» **TASK**
Read the records below and copy each line that contains "isang".

— Start EXERCISE INPUTS —

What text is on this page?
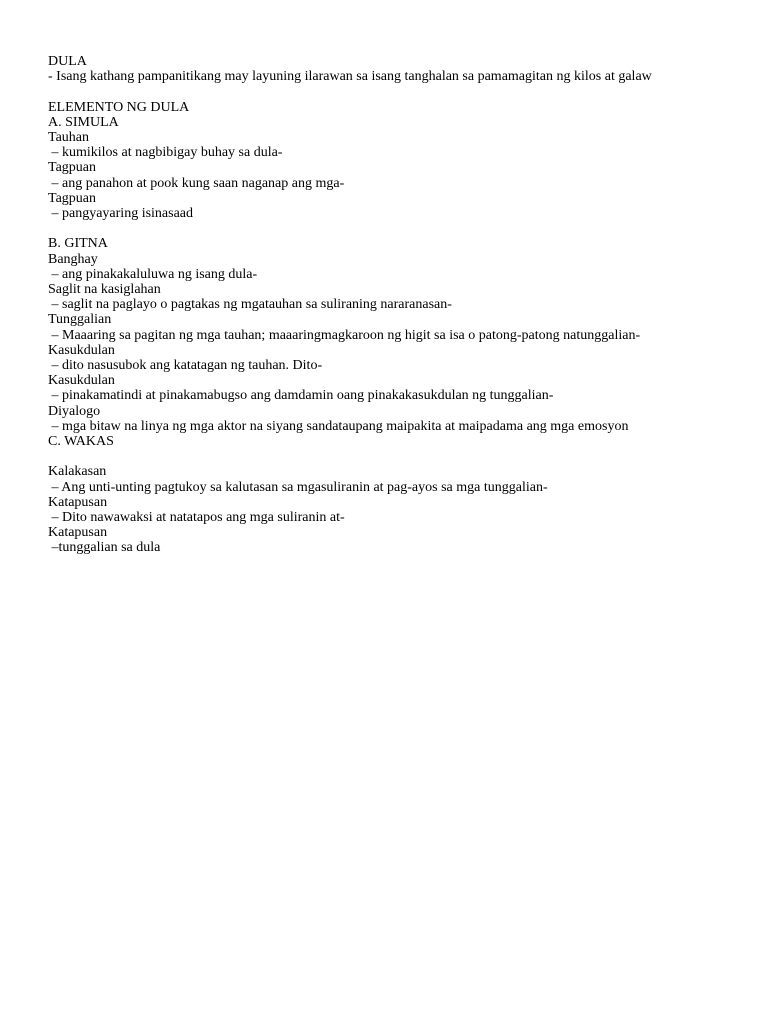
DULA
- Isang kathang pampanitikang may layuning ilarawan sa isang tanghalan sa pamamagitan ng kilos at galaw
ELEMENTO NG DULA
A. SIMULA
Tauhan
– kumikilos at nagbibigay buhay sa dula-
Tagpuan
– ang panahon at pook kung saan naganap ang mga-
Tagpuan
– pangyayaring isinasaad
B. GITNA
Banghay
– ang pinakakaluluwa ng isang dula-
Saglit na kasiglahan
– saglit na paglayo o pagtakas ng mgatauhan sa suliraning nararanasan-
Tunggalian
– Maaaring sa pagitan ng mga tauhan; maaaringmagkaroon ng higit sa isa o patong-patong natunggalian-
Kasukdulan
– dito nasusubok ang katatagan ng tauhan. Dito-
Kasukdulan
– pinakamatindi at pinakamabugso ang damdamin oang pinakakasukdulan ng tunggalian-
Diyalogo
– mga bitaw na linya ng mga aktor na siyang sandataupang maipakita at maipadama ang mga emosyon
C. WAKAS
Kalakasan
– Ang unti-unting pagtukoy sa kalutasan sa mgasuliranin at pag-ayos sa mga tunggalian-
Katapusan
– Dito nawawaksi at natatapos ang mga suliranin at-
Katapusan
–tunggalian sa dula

— End EXERCISE INPUTS —

» **SOLUTION**
- Isang kathang pampanitikang may layuning ilarawan sa isang tanghalan sa pamamagitan ng kilos at galaw
– ang pinakakaluluwa ng isang dula-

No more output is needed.